> [Task description]
Give back all the data exactly, line by line.

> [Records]
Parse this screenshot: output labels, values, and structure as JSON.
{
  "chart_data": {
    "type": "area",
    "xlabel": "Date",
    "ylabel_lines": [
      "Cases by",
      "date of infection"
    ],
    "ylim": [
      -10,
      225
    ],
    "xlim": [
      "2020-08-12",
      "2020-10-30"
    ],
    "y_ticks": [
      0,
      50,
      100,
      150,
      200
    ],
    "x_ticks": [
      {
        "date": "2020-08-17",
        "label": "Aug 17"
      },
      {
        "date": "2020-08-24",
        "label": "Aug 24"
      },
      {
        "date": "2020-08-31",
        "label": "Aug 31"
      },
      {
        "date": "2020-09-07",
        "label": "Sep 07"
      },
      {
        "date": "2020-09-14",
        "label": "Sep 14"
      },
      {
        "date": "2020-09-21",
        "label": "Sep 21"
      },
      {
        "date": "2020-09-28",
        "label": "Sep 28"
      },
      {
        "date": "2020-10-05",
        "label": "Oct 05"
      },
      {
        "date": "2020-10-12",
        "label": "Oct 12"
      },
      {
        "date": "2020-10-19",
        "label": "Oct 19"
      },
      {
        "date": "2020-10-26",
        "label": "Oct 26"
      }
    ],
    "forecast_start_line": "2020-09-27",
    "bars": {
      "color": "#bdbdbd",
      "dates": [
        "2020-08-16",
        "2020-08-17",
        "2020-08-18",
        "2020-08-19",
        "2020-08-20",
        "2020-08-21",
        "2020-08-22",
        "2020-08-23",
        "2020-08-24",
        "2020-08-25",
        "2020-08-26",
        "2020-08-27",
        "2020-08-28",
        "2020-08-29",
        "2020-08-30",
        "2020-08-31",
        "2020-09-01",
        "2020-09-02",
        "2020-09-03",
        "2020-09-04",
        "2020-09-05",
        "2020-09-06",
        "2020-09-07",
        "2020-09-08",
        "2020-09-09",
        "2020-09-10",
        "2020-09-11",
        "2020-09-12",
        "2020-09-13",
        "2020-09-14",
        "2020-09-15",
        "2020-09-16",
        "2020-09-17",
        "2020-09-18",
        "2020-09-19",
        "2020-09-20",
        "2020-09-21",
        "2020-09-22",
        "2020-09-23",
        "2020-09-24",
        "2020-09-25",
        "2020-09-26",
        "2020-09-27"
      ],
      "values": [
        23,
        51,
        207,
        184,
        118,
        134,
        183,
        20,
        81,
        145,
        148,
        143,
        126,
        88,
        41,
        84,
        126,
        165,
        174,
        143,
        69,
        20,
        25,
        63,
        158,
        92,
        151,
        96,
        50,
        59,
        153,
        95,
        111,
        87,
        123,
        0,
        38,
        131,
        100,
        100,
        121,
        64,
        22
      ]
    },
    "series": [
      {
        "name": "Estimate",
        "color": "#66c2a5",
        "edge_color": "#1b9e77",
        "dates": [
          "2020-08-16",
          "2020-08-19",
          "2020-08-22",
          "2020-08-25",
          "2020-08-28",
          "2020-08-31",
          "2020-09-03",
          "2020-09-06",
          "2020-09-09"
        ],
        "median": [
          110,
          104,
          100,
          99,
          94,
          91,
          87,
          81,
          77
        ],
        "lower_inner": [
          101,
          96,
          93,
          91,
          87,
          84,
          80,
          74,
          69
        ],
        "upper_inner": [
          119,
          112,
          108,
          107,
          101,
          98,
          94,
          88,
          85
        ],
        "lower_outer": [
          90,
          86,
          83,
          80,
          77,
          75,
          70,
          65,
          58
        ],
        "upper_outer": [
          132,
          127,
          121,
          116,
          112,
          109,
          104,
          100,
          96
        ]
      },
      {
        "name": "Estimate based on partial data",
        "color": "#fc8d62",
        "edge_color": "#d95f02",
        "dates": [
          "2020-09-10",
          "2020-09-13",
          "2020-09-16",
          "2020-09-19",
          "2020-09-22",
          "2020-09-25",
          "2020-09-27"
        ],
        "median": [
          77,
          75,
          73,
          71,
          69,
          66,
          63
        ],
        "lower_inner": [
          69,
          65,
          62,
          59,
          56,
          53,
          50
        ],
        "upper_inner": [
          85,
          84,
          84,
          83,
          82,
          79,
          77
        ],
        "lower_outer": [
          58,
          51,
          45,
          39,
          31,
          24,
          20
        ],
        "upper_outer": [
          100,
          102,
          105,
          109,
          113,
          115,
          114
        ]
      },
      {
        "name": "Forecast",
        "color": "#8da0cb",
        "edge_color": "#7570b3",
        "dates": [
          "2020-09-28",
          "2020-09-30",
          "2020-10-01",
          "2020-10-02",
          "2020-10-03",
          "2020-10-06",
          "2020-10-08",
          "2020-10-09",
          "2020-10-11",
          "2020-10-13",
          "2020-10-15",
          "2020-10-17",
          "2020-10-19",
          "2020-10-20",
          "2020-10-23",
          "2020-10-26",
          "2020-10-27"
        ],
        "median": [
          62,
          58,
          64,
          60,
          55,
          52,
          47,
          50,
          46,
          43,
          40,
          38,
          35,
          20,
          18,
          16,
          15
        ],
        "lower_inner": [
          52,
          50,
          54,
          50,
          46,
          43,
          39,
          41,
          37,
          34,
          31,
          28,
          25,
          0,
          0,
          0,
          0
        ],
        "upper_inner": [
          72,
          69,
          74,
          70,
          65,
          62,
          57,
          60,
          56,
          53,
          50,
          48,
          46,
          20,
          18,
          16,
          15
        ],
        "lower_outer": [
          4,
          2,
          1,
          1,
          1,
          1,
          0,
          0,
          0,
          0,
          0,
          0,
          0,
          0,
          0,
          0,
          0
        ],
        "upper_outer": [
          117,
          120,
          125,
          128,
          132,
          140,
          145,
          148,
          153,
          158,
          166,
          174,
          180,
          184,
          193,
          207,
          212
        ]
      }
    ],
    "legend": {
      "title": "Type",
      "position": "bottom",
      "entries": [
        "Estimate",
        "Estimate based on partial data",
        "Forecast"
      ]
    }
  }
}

> [Result for this task]
Parse this screenshot: output labels, values, and structure as JSON.
{
  "chart_data": {
    "type": "area",
    "xlabel": "Date",
    "ylabel_lines": [
      "Cases by",
      "date of infection"
    ],
    "ylim": [
      -10,
      225
    ],
    "xlim": [
      "2020-08-12",
      "2020-10-30"
    ],
    "y_ticks": [
      0,
      50,
      100,
      150,
      200
    ],
    "x_ticks": [
      {
        "date": "2020-08-17",
        "label": "Aug 17"
      },
      {
        "date": "2020-08-24",
        "label": "Aug 24"
      },
      {
        "date": "2020-08-31",
        "label": "Aug 31"
      },
      {
        "date": "2020-09-07",
        "label": "Sep 07"
      },
      {
        "date": "2020-09-14",
        "label": "Sep 14"
      },
      {
        "date": "2020-09-21",
        "label": "Sep 21"
      },
      {
        "date": "2020-09-28",
        "label": "Sep 28"
      },
      {
        "date": "2020-10-05",
        "label": "Oct 05"
      },
      {
        "date": "2020-10-12",
        "label": "Oct 12"
      },
      {
        "date": "2020-10-19",
        "label": "Oct 19"
      },
      {
        "date": "2020-10-26",
        "label": "Oct 26"
      }
    ],
    "forecast_start_line": "2020-09-27",
    "bars": {
      "color": "#bdbdbd",
      "dates": [
        "2020-08-16",
        "2020-08-17",
        "2020-08-18",
        "2020-08-19",
        "2020-08-20",
        "2020-08-21",
        "2020-08-22",
        "2020-08-23",
        "2020-08-24",
        "2020-08-25",
        "2020-08-26",
        "2020-08-27",
        "2020-08-28",
        "2020-08-29",
        "2020-08-30",
        "2020-08-31",
        "2020-09-01",
        "2020-09-02",
        "2020-09-03",
        "2020-09-04",
        "2020-09-05",
        "2020-09-06",
        "2020-09-07",
        "2020-09-08",
        "2020-09-09",
        "2020-09-10",
        "2020-09-11",
        "2020-09-12",
        "2020-09-13",
        "2020-09-14",
        "2020-09-15",
        "2020-09-16",
        "2020-09-17",
        "2020-09-18",
        "2020-09-19",
        "2020-09-20",
        "2020-09-21",
        "2020-09-22",
        "2020-09-23",
        "2020-09-24",
        "2020-09-25",
        "2020-09-26",
        "2020-09-27"
      ],
      "values": [
        23,
        51,
        207,
        184,
        118,
        134,
        183,
        20,
        81,
        145,
        148,
        143,
        126,
        88,
        41,
        84,
        126,
        165,
        174,
        143,
        69,
        20,
        25,
        63,
        158,
        92,
        151,
        96,
        50,
        59,
        153,
        95,
        111,
        87,
        123,
        0,
        38,
        131,
        100,
        100,
        121,
        64,
        22
      ]
    },
    "series": [
      {
        "name": "Estimate",
        "color": "#66c2a5",
        "edge_color": "#1b9e77",
        "dates": [
          "2020-08-16",
          "2020-08-19",
          "2020-08-22",
          "2020-08-25",
          "2020-08-28",
          "2020-08-31",
          "2020-09-03",
          "2020-09-06",
          "2020-09-09"
        ],
        "median": [
          110,
          104,
          100,
          99,
          94,
          91,
          87,
          81,
          77
        ],
        "lower_inner": [
          101,
          96,
          93,
          91,
          87,
          84,
          80,
          74,
          69
        ],
        "upper_inner": [
          119,
          112,
          108,
          107,
          101,
          98,
          94,
          88,
          85
        ],
        "lower_outer": [
          90,
          86,
          83,
          80,
          77,
          75,
          70,
          65,
          58
        ],
        "upper_outer": [
          132,
          127,
          121,
          116,
          112,
          109,
          104,
          100,
          96
        ]
      },
      {
        "name": "Estimate based on partial data",
        "color": "#fc8d62",
        "edge_color": "#d95f02",
        "dates": [
          "2020-09-10",
          "2020-09-13",
          "2020-09-16",
          "2020-09-19",
          "2020-09-22",
          "2020-09-25",
          "2020-09-27"
        ],
        "median": [
          77,
          75,
          73,
          71,
          69,
          66,
          63
        ],
        "lower_inner": [
          69,
          65,
          62,
          59,
          56,
          53,
          50
        ],
        "upper_inner": [
          85,
          84,
          84,
          83,
          82,
          79,
          77
        ],
        "lower_outer": [
          58,
          51,
          45,
          39,
          31,
          24,
          20
        ],
        "upper_outer": [
          100,
          102,
          105,
          109,
          113,
          115,
          114
        ]
      },
      {
        "name": "Forecast",
        "color": "#8da0cb",
        "edge_color": "#7570b3",
        "dates": [
          "2020-09-28",
          "2020-09-30",
          "2020-10-01",
          "2020-10-02",
          "2020-10-03",
          "2020-10-06",
          "2020-10-08",
          "2020-10-09",
          "2020-10-11",
          "2020-10-13",
          "2020-10-15",
          "2020-10-17",
          "2020-10-19",
          "2020-10-20",
          "2020-10-23",
          "2020-10-26",
          "2020-10-27"
        ],
        "median": [
          62,
          58,
          64,
          60,
          55,
          52,
          47,
          50,
          46,
          43,
          40,
          38,
          35,
          20,
          18,
          16,
          15
        ],
        "lower_inner": [
          52,
          50,
          54,
          50,
          46,
          43,
          39,
          41,
          37,
          34,
          31,
          28,
          25,
          0,
          0,
          0,
          0
        ],
        "upper_inner": [
          72,
          69,
          74,
          70,
          65,
          62,
          57,
          60,
          56,
          53,
          50,
          48,
          46,
          20,
          18,
          16,
          15
        ],
        "lower_outer": [
          4,
          2,
          1,
          1,
          1,
          1,
          0,
          0,
          0,
          0,
          0,
          0,
          0,
          0,
          0,
          0,
          0
        ],
        "upper_outer": [
          117,
          120,
          125,
          128,
          132,
          140,
          145,
          148,
          153,
          158,
          166,
          174,
          180,
          184,
          193,
          207,
          212
        ]
      }
    ],
    "legend": {
      "title": "Type",
      "position": "bottom",
      "entries": [
        "Estimate",
        "Estimate based on partial data",
        "Forecast"
      ]
    }
  }
}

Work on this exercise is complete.